THE PROBLEM -
Rewrite the rows from the first line through the line containing "state-label: NVY bbox=[144, 222, 213, 257]", changing each "state-label" to "region-tag" and leaving everything else untouched.

ENTRIES SUPPLIED -
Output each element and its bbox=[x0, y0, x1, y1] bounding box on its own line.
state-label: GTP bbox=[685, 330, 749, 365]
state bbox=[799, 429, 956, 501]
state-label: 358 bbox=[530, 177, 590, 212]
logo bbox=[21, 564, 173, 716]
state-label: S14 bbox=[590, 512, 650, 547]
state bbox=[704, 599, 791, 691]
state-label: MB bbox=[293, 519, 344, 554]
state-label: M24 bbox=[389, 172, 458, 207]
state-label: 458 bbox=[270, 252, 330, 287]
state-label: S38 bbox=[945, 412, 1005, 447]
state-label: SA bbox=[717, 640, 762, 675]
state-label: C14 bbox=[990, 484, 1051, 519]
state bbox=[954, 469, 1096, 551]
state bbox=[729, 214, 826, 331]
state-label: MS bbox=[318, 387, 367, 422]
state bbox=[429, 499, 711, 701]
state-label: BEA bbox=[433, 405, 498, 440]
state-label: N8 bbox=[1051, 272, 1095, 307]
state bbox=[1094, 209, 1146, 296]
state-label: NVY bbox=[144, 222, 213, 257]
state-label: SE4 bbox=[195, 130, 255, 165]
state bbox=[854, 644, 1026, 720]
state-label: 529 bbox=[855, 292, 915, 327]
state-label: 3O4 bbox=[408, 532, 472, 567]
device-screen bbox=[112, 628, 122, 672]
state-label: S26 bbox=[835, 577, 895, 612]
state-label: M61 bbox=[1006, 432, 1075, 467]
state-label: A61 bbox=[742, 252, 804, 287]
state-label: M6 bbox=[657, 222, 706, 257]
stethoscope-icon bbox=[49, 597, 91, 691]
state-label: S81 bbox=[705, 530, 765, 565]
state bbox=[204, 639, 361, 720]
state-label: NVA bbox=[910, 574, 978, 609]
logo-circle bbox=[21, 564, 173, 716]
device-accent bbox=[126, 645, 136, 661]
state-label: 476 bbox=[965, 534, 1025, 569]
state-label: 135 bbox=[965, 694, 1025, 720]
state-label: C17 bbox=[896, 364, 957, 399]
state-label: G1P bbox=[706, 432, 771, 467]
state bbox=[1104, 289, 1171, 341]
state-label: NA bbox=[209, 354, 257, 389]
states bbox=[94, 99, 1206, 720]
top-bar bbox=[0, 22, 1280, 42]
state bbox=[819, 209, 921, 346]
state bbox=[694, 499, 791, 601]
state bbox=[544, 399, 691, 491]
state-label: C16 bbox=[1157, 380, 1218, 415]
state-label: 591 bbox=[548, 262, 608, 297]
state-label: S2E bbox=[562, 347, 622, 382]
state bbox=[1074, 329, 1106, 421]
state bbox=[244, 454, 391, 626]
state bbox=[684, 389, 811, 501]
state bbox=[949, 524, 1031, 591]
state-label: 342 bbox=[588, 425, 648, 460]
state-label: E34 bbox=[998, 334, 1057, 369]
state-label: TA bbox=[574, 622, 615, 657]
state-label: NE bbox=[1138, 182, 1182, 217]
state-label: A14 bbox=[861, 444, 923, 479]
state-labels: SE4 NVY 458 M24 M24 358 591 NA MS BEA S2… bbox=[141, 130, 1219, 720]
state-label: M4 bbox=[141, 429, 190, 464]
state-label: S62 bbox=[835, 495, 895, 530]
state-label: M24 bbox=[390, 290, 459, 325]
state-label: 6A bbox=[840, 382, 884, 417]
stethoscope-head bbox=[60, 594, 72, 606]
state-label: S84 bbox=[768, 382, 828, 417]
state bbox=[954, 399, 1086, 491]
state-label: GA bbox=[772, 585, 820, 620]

RESPONSE TO THE TASK -
Output each element and its bbox=[x0, y0, x1, y1] bounding box on its own line.
region-tag: GTP bbox=[685, 330, 749, 365]
state bbox=[799, 429, 956, 501]
region-tag: 358 bbox=[530, 177, 590, 212]
logo bbox=[21, 564, 173, 716]
region-tag: S14 bbox=[590, 512, 650, 547]
state bbox=[704, 599, 791, 691]
region-tag: MB bbox=[293, 519, 344, 554]
region-tag: M24 bbox=[389, 172, 458, 207]
region-tag: 458 bbox=[270, 252, 330, 287]
region-tag: S38 bbox=[945, 412, 1005, 447]
region-tag: SA bbox=[717, 640, 762, 675]
region-tag: C14 bbox=[990, 484, 1051, 519]
state bbox=[954, 469, 1096, 551]
state bbox=[729, 214, 826, 331]
region-tag: MS bbox=[318, 387, 367, 422]
state bbox=[429, 499, 711, 701]
region-tag: BEA bbox=[433, 405, 498, 440]
region-tag: N8 bbox=[1051, 272, 1095, 307]
state bbox=[1094, 209, 1146, 296]
region-tag: NVY bbox=[144, 222, 213, 257]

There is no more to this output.